| Required task |
Each record below is to be reproduced without any change.

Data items
────────────────

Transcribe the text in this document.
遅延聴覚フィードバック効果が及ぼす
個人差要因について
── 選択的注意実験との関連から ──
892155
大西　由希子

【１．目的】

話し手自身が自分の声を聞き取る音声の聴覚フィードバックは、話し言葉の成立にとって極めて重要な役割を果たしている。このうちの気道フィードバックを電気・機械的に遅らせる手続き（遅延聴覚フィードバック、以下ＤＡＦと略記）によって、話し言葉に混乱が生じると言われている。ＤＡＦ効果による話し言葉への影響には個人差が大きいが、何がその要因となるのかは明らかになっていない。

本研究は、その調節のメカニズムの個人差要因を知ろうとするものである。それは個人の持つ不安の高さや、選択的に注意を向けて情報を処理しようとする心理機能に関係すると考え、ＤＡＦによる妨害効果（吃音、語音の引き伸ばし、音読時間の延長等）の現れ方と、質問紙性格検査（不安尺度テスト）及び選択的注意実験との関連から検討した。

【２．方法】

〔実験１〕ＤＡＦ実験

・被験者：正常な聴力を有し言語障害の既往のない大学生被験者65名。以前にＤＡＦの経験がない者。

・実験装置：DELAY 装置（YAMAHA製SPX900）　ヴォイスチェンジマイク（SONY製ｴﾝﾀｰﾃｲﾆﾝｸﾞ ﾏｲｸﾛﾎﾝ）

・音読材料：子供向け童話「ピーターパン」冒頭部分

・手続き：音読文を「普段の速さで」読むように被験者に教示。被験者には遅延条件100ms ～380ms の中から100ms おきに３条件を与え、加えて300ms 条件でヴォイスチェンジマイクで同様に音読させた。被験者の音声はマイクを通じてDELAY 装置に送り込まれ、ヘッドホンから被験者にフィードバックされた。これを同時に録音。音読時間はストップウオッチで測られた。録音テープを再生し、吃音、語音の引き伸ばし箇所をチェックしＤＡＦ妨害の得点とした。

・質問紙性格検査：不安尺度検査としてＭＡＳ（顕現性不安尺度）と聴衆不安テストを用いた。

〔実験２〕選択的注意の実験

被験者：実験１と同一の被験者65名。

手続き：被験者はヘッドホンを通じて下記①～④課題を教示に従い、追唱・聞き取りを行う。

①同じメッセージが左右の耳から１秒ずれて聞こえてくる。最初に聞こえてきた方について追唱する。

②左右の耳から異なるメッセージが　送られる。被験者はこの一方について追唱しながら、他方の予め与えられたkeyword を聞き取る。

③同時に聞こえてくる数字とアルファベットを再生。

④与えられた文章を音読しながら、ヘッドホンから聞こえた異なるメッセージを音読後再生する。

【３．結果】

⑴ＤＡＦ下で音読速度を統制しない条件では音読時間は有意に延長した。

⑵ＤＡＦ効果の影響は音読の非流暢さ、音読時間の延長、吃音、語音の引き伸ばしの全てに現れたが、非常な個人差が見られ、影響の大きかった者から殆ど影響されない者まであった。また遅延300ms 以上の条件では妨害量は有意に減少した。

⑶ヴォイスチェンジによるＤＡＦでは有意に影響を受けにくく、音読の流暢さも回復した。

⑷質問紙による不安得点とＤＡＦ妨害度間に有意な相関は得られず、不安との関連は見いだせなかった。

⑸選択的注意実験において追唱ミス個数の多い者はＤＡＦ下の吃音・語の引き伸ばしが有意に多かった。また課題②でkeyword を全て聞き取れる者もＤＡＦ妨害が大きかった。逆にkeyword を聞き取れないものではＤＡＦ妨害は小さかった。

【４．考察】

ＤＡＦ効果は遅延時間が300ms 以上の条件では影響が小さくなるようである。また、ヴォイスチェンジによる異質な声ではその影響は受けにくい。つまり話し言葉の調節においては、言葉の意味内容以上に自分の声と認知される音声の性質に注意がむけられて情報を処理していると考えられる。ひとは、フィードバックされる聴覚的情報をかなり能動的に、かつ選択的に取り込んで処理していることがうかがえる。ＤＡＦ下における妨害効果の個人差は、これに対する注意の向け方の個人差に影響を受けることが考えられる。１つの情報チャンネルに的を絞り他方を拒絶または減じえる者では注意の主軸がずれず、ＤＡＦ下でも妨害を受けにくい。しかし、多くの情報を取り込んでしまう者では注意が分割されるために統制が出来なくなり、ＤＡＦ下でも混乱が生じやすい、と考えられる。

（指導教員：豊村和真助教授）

────────────────

| Task output |
Transcribe the text in this document.
遅延聴覚フィードバック効果が及ぼす
個人差要因について
── 選択的注意実験との関連から ──
892155
大西　由希子

【１．目的】

話し手自身が自分の声を聞き取る音声の聴覚フィードバックは、話し言葉の成立にとって極めて重要な役割を果たしている。このうちの気道フィードバックを電気・機械的に遅らせる手続き（遅延聴覚フィードバック、以下ＤＡＦと略記）によって、話し言葉に混乱が生じると言われている。ＤＡＦ効果による話し言葉への影響には個人差が大きいが、何がその要因となるのかは明らかになっていない。

本研究は、その調節のメカニズムの個人差要因を知ろうとするものである。それは個人の持つ不安の高さや、選択的に注意を向けて情報を処理しようとする心理機能に関係すると考え、ＤＡＦによる妨害効果（吃音、語音の引き伸ばし、音読時間の延長等）の現れ方と、質問紙性格検査（不安尺度テスト）及び選択的注意実験との関連から検討した。

【２．方法】

〔実験１〕ＤＡＦ実験

・被験者：正常な聴力を有し言語障害の既往のない大学生被験者65名。以前にＤＡＦの経験がない者。

・実験装置：DELAY 装置（YAMAHA製SPX900）　ヴォイスチェンジマイク（SONY製ｴﾝﾀｰﾃｲﾆﾝｸﾞ ﾏｲｸﾛﾎﾝ）

・音読材料：子供向け童話「ピーターパン」冒頭部分

・手続き：音読文を「普段の速さで」読むように被験者に教示。被験者には遅延条件100ms ～380ms の中から100ms おきに３条件を与え、加えて300ms 条件でヴォイスチェンジマイクで同様に音読させた。被験者の音声はマイクを通じてDELAY 装置に送り込まれ、ヘッドホンから被験者にフィードバックされた。これを同時に録音。音読時間はストップウオッチで測られた。録音テープを再生し、吃音、語音の引き伸ばし箇所をチェックしＤＡＦ妨害の得点とした。

・質問紙性格検査：不安尺度検査としてＭＡＳ（顕現性不安尺度）と聴衆不安テストを用いた。

〔実験２〕選択的注意の実験

被験者：実験１と同一の被験者65名。

手続き：被験者はヘッドホンを通じて下記①～④課題を教示に従い、追唱・聞き取りを行う。

①同じメッセージが左右の耳から１秒ずれて聞こえてくる。最初に聞こえてきた方について追唱する。

②左右の耳から異なるメッセージが　送られる。被験者はこの一方について追唱しながら、他方の予め与えられたkeyword を聞き取る。

③同時に聞こえてくる数字とアルファベットを再生。

④与えられた文章を音読しながら、ヘッドホンから聞こえた異なるメッセージを音読後再生する。

【３．結果】

⑴ＤＡＦ下で音読速度を統制しない条件では音読時間は有意に延長した。

⑵ＤＡＦ効果の影響は音読の非流暢さ、音読時間の延長、吃音、語音の引き伸ばしの全てに現れたが、非常な個人差が見られ、影響の大きかった者から殆ど影響されない者まであった。また遅延300ms 以上の条件では妨害量は有意に減少した。

⑶ヴォイスチェンジによるＤＡＦでは有意に影響を受けにくく、音読の流暢さも回復した。

⑷質問紙による不安得点とＤＡＦ妨害度間に有意な相関は得られず、不安との関連は見いだせなかった。

⑸選択的注意実験において追唱ミス個数の多い者はＤＡＦ下の吃音・語の引き伸ばしが有意に多かった。また課題②でkeyword を全て聞き取れる者もＤＡＦ妨害が大きかった。逆にkeyword を聞き取れないものではＤＡＦ妨害は小さかった。

【４．考察】

ＤＡＦ効果は遅延時間が300ms 以上の条件では影響が小さくなるようである。また、ヴォイスチェンジによる異質な声ではその影響は受けにくい。つまり話し言葉の調節においては、言葉の意味内容以上に自分の声と認知される音声の性質に注意がむけられて情報を処理していると考えられる。ひとは、フィードバックされる聴覚的情報をかなり能動的に、かつ選択的に取り込んで処理していることがうかがえる。ＤＡＦ下における妨害効果の個人差は、これに対する注意の向け方の個人差に影響を受けることが考えられる。１つの情報チャンネルに的を絞り他方を拒絶または減じえる者では注意の主軸がずれず、ＤＡＦ下でも妨害を受けにくい。しかし、多くの情報を取り込んでしまう者では注意が分割されるために統制が出来なくなり、ＤＡＦ下でも混乱が生じやすい、と考えられる。

（指導教員：豊村和真助教授）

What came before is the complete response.